■ REQUEST ■
Below are some records. Say how many of their lines include the string "title", giving only the number.

:: THE DATA

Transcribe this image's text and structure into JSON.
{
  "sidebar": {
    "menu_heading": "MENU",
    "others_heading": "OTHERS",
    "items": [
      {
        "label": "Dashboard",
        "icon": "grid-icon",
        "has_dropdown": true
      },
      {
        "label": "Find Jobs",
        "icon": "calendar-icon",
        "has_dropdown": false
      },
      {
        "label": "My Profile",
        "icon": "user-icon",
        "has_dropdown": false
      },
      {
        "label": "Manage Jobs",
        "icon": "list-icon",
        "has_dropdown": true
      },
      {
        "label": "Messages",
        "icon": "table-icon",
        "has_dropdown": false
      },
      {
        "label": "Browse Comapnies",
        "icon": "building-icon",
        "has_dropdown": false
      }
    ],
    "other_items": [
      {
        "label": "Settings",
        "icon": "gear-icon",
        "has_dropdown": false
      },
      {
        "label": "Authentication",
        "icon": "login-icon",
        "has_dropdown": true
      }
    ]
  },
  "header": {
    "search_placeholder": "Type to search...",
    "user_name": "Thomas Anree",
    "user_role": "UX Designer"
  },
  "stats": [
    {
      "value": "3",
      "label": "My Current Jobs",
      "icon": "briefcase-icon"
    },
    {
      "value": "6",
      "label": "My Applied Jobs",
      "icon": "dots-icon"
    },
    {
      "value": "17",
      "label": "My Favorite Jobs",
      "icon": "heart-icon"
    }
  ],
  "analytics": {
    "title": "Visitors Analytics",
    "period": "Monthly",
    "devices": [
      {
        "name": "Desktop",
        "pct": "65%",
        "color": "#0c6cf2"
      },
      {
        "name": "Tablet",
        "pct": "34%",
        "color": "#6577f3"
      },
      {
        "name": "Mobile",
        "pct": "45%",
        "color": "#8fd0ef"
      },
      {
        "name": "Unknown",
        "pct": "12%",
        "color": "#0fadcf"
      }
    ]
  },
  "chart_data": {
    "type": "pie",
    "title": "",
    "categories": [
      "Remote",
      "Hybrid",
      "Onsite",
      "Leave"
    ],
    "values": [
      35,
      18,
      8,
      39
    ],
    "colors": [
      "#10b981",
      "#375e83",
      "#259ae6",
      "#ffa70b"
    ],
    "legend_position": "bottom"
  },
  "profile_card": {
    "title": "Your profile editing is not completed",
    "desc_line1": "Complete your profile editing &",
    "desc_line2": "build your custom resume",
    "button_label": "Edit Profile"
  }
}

::::

■ OUTPUT FOR THIS TASK ■
3